- STATED GOAL 1:
In the mailing-list post about a GCC front-end, from where can the "pre-JIT" compiler be executed?
— Start of EXCERPTED PASSAGE —
[Mono-list] Gcc front-end?

Jay Freeman (saurik) saurik@saurik.com
Tue, 10 Jul 2001 14:16:58 -0500


John:

Yes.  Speaking about Microsoft's implementation:  While it caches compiled
code in memory (obviously), it will not (for version 1 at least, future
support has been indicated) cache the code it compiles during execution onto
disk between executions.  It does not do any interpretation or mixed-mode
execution (the byte codes weren't designed to make this easy, anyway).
There is also a "pre-JIT" compiler that can be executed either manually or
from an installation program to compile the code during installation, sign
it (to verify that evil code wasn't plopped in its place), and cache it
away.
— End of EXCERPTED PASSAGE —
- STATED GOAL 2:
In the entries, rewrite only the lines from the one containing "- annotation: 1: [367, 498, 378, 516]" down to the one containing "- y-axis-title: g(x,y): [40, 256, 113, 282]", substituting "callout" for "annotation" and leaving everything else unchanged.
— Start of DATA RECORDS —
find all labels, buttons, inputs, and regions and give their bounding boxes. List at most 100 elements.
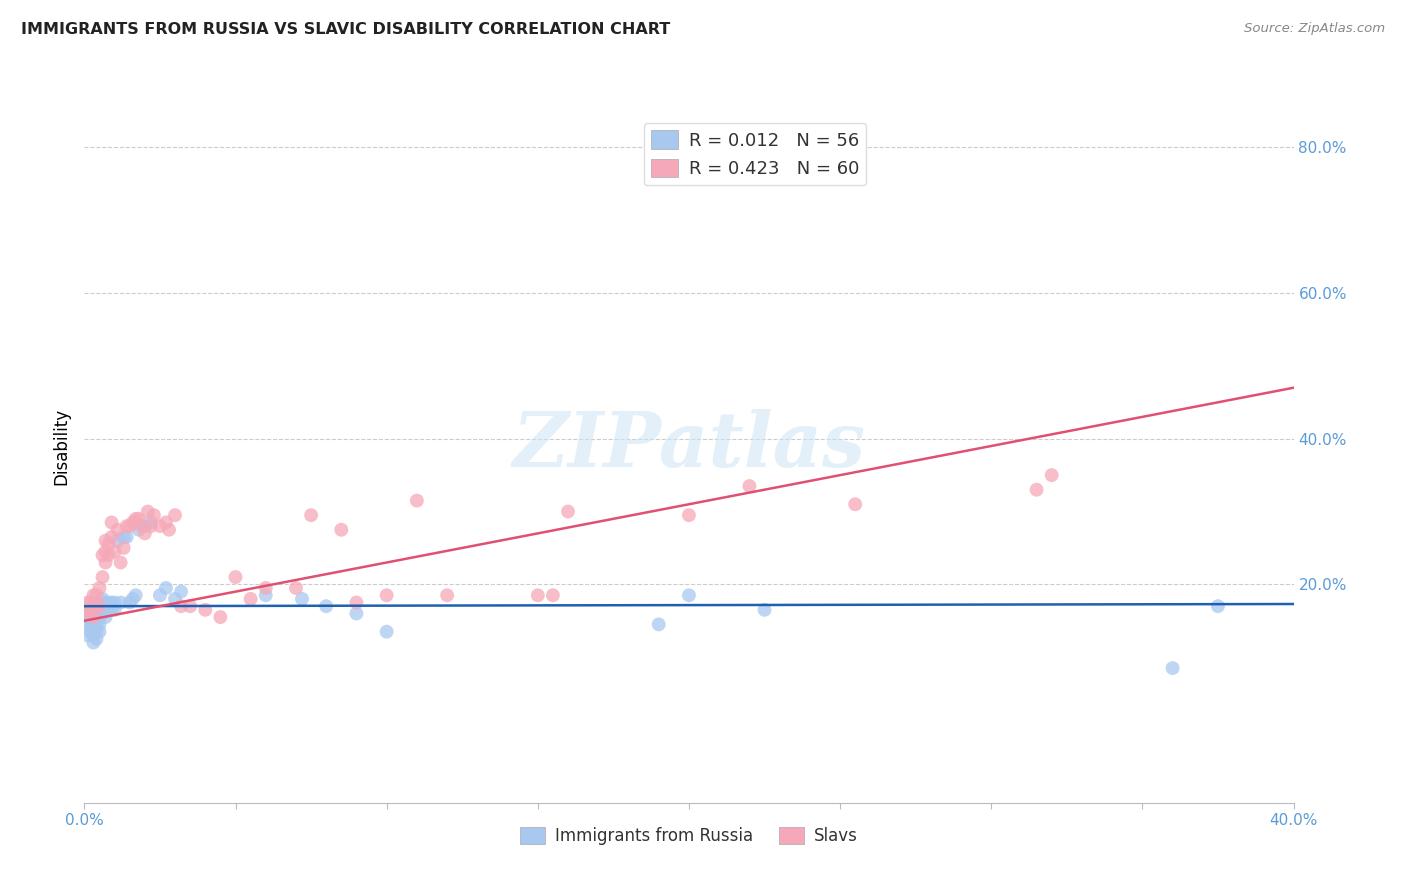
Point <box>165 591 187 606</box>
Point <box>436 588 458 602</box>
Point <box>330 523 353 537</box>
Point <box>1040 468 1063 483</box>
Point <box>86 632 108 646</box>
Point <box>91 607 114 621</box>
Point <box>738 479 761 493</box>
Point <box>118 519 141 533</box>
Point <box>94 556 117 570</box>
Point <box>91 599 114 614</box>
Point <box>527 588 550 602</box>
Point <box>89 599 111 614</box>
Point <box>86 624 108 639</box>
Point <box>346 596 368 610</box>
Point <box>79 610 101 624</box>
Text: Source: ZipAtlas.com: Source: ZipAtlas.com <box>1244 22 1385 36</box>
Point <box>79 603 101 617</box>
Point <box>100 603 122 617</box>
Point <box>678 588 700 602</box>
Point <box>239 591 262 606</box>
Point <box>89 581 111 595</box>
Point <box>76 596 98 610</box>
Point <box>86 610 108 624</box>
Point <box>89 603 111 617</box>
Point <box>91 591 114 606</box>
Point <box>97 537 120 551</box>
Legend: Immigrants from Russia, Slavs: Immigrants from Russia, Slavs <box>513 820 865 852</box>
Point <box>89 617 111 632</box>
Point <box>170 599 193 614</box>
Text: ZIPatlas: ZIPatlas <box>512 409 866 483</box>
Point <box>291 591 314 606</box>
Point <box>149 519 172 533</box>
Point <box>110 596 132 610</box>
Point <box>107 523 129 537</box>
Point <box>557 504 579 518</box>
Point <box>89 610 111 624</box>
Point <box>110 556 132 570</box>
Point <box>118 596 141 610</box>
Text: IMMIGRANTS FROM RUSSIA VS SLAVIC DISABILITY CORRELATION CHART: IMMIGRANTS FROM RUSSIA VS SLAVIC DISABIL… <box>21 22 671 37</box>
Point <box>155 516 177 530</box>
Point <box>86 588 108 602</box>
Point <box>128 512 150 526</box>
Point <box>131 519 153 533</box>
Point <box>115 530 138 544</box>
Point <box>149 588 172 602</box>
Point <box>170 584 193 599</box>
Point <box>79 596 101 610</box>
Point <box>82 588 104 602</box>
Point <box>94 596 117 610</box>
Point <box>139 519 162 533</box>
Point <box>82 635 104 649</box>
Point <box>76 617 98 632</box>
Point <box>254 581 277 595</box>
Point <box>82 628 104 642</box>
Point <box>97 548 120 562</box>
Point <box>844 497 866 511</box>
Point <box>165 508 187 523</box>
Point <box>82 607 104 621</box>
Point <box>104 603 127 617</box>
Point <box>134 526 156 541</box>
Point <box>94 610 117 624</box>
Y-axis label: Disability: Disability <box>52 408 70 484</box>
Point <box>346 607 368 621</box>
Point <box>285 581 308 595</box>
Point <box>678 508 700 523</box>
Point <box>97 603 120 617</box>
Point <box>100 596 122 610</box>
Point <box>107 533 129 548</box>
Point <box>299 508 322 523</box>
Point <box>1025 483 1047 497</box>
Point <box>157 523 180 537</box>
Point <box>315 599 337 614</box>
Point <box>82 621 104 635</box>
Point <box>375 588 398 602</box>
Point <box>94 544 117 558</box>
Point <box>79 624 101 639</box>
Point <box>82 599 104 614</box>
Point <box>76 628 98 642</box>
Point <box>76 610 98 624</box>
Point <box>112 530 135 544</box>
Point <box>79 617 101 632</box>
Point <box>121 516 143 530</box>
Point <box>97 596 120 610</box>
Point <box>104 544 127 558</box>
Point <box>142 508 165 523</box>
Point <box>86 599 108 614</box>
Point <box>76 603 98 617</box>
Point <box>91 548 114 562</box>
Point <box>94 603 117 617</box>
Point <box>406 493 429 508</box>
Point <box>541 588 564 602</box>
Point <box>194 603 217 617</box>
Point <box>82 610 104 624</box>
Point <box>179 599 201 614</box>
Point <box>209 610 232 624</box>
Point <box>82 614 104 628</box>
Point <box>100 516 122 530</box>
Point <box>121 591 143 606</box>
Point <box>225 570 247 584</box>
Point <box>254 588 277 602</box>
— End of DATA RECORDS —
— Start of DATA RECORDS —
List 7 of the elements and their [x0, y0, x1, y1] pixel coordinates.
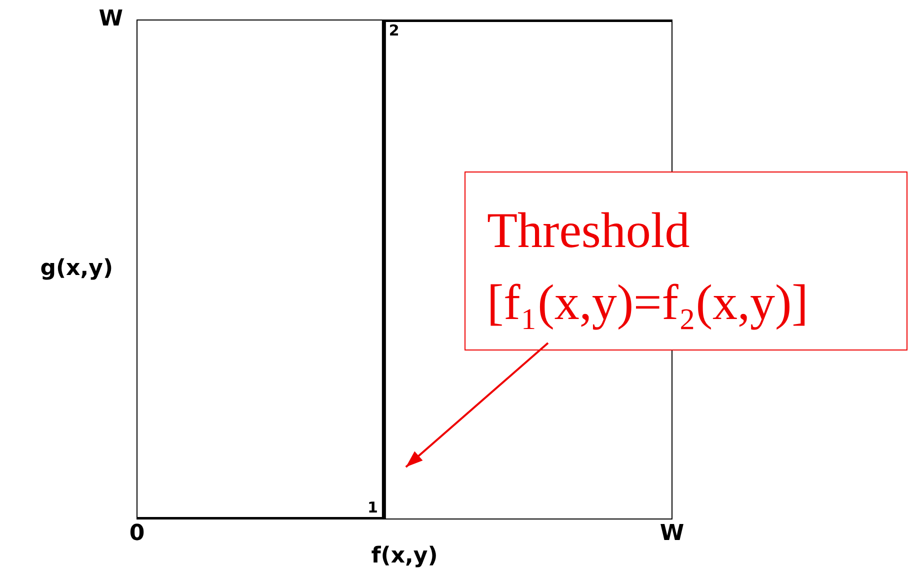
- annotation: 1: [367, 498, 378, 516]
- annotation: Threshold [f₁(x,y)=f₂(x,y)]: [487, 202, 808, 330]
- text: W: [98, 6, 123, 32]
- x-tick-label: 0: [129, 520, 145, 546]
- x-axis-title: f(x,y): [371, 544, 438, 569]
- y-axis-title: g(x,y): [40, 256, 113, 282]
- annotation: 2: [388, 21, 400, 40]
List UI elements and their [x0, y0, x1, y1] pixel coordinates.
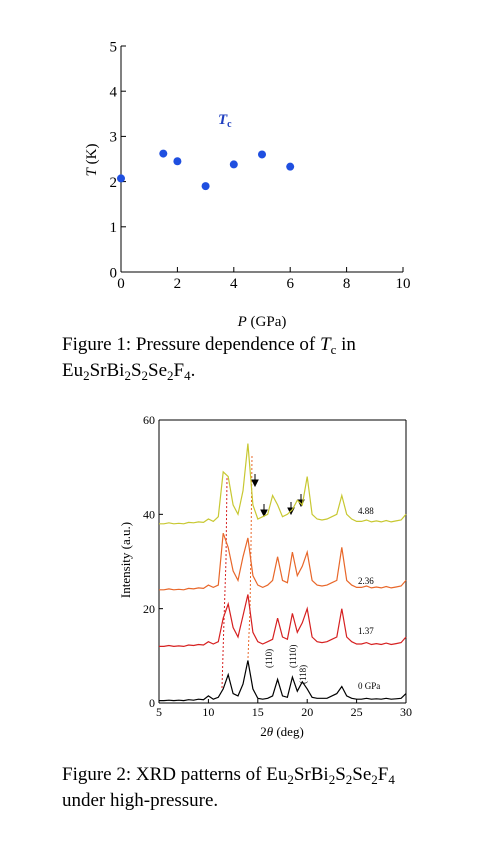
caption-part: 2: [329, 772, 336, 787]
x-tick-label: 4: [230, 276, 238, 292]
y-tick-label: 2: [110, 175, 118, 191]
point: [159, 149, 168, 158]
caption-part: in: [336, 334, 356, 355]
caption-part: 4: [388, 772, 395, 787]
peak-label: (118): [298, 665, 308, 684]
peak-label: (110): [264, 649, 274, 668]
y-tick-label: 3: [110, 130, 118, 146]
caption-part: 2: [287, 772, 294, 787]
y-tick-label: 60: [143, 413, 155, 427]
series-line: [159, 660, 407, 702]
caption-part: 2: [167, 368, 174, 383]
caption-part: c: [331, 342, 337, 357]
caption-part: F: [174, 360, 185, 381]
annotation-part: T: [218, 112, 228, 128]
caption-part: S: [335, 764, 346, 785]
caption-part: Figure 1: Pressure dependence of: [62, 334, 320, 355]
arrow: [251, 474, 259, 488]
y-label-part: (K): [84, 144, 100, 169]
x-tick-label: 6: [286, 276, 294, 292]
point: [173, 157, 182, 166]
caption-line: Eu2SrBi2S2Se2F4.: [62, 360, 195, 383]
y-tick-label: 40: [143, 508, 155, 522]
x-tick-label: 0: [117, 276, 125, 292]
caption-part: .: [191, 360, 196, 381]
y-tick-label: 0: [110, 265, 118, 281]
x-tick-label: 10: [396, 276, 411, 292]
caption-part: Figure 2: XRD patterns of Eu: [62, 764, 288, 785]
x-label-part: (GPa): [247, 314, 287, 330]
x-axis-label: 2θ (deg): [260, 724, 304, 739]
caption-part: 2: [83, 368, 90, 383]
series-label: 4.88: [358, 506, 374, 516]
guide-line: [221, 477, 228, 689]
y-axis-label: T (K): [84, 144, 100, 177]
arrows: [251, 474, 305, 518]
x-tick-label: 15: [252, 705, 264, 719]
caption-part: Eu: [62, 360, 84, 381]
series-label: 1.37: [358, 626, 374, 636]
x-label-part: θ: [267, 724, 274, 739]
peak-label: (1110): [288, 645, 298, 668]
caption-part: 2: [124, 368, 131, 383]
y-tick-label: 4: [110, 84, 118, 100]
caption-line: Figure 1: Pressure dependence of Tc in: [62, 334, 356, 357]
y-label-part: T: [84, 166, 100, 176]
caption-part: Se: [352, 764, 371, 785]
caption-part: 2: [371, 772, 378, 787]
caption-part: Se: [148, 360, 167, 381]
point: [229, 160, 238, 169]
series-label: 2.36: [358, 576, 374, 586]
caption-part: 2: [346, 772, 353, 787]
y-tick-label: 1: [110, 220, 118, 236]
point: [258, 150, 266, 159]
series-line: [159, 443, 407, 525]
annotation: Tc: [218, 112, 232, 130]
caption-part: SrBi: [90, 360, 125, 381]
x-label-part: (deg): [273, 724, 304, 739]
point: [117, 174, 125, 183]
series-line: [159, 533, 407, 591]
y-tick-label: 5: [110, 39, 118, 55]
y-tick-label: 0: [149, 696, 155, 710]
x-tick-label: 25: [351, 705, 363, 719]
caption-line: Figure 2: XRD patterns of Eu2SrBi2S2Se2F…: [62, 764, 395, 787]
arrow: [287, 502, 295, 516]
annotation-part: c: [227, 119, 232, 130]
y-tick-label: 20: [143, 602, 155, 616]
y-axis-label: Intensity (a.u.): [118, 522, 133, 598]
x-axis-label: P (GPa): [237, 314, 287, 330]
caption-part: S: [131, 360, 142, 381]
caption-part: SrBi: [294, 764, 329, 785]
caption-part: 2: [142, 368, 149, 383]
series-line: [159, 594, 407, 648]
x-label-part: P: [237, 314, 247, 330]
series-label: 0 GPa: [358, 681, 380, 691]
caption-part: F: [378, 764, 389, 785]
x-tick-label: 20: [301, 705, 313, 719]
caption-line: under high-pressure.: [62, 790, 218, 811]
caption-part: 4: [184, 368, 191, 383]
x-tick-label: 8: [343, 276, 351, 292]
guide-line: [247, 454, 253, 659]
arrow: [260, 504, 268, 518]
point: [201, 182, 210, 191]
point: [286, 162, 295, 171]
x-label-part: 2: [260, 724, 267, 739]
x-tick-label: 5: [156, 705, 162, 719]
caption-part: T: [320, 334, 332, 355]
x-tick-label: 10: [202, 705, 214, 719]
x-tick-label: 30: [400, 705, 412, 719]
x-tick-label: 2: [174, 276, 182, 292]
— End of DATA RECORDS —
- TASK RESULT 1:
It can be executed either manually or from an installation program.

- TASK RESULT 2:
- callout: 1: [367, 498, 378, 516]
- callout: Threshold [f₁(x,y)=f₂(x,y)]: [487, 202, 808, 330]
- text: W: [98, 6, 123, 32]
- x-tick-label: 0: [129, 520, 145, 546]
- x-axis-title: f(x,y): [371, 544, 438, 569]
- y-axis-title: g(x,y): [40, 256, 113, 282]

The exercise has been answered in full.